◆ **WHAT THE TASK REQUIRES**
Could you give the data below again, exactly and completely?

(Excerpts from a figure dataset)
....
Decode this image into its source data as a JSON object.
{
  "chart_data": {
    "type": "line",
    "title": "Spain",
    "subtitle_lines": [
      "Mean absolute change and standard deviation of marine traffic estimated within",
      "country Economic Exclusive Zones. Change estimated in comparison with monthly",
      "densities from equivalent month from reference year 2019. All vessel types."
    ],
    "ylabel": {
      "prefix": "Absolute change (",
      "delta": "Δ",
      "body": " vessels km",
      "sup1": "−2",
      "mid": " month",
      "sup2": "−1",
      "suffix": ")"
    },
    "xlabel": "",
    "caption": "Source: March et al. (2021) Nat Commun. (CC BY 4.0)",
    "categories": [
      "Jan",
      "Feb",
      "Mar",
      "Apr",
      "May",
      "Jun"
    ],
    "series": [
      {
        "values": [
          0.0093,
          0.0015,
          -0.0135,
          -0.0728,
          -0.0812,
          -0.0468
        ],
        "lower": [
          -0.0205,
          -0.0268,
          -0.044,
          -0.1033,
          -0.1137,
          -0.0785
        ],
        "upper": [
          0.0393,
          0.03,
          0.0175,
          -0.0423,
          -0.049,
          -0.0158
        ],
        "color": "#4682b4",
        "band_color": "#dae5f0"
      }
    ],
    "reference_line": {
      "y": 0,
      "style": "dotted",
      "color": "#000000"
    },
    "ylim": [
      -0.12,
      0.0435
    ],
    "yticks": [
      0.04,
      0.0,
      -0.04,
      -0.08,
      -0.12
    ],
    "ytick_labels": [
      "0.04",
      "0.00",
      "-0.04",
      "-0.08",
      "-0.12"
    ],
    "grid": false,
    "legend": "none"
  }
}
....
◆ **EXPECTED ANSWER**
Decode this image into its source data as a JSON object.
{
  "chart_data": {
    "type": "line",
    "title": "Spain",
    "subtitle_lines": [
      "Mean absolute change and standard deviation of marine traffic estimated within",
      "country Economic Exclusive Zones. Change estimated in comparison with monthly",
      "densities from equivalent month from reference year 2019. All vessel types."
    ],
    "ylabel": {
      "prefix": "Absolute change (",
      "delta": "Δ",
      "body": " vessels km",
      "sup1": "−2",
      "mid": " month",
      "sup2": "−1",
      "suffix": ")"
    },
    "xlabel": "",
    "caption": "Source: March et al. (2021) Nat Commun. (CC BY 4.0)",
    "categories": [
      "Jan",
      "Feb",
      "Mar",
      "Apr",
      "May",
      "Jun"
    ],
    "series": [
      {
        "values": [
          0.0093,
          0.0015,
          -0.0135,
          -0.0728,
          -0.0812,
          -0.0468
        ],
        "lower": [
          -0.0205,
          -0.0268,
          -0.044,
          -0.1033,
          -0.1137,
          -0.0785
        ],
        "upper": [
          0.0393,
          0.03,
          0.0175,
          -0.0423,
          -0.049,
          -0.0158
        ],
        "color": "#4682b4",
        "band_color": "#dae5f0"
      }
    ],
    "reference_line": {
      "y": 0,
      "style": "dotted",
      "color": "#000000"
    },
    "ylim": [
      -0.12,
      0.0435
    ],
    "yticks": [
      0.04,
      0.0,
      -0.04,
      -0.08,
      -0.12
    ],
    "ytick_labels": [
      "0.04",
      "0.00",
      "-0.04",
      "-0.08",
      "-0.12"
    ],
    "grid": false,
    "legend": "none"
  }
}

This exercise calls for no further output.